### Task instructions
Without including any images, reproduce each entry exactly.

--- START Records supplied ---

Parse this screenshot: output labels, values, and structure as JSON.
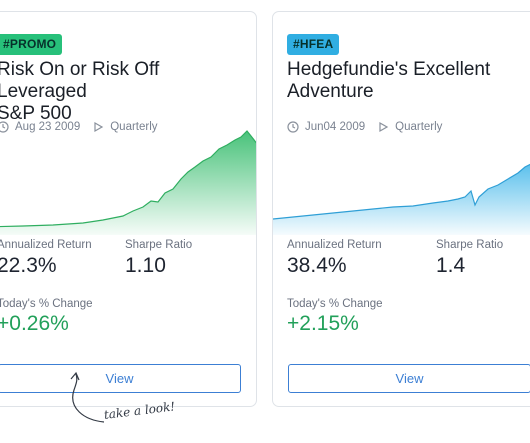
{
  "cards": [
    {
      "badge": "#PROMO",
      "badge_color": "#27c07a",
      "title": "Risk On or Risk Off Leveraged\nS&P 500",
      "date": "Aug 23 2009",
      "frequency": "Quarterly",
      "chart_color": "#3fbf73",
      "stats": {
        "annualized_label": "Annualized Return",
        "annualized_value": "22.3%",
        "sharpe_label": "Sharpe Ratio",
        "sharpe_value": "1.10",
        "change_label": "Today's % Change",
        "change_value": "+0.26%"
      },
      "button": "View"
    },
    {
      "badge": "#HFEA",
      "badge_color": "#30aee2",
      "title": "Hedgefundie's Excellent\nAdventure",
      "date": "Jun04 2009",
      "frequency": "Quarterly",
      "chart_color": "#49b9ea",
      "stats": {
        "annualized_label": "Annualized Return",
        "annualized_value": "38.4%",
        "sharpe_label": "Sharpe Ratio",
        "sharpe_value": "1.4",
        "change_label": "Today's % Change",
        "change_value": "+2.15%"
      },
      "button": "View"
    }
  ],
  "annotation": "take a look!",
  "icons": {
    "date": "clock-icon",
    "frequency": "play-triangle-icon"
  }
}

--- END Records supplied ---

### Task response
Parse this screenshot: output labels, values, and structure as JSON.
{
  "cards": [
    {
      "badge": "#PROMO",
      "badge_color": "#27c07a",
      "title": "Risk On or Risk Off Leveraged\nS&P 500",
      "date": "Aug 23 2009",
      "frequency": "Quarterly",
      "chart_color": "#3fbf73",
      "stats": {
        "annualized_label": "Annualized Return",
        "annualized_value": "22.3%",
        "sharpe_label": "Sharpe Ratio",
        "sharpe_value": "1.10",
        "change_label": "Today's % Change",
        "change_value": "+0.26%"
      },
      "button": "View"
    },
    {
      "badge": "#HFEA",
      "badge_color": "#30aee2",
      "title": "Hedgefundie's Excellent\nAdventure",
      "date": "Jun04 2009",
      "frequency": "Quarterly",
      "chart_color": "#49b9ea",
      "stats": {
        "annualized_label": "Annualized Return",
        "annualized_value": "38.4%",
        "sharpe_label": "Sharpe Ratio",
        "sharpe_value": "1.4",
        "change_label": "Today's % Change",
        "change_value": "+2.15%"
      },
      "button": "View"
    }
  ],
  "annotation": "take a look!",
  "icons": {
    "date": "clock-icon",
    "frequency": "play-triangle-icon"
  }
}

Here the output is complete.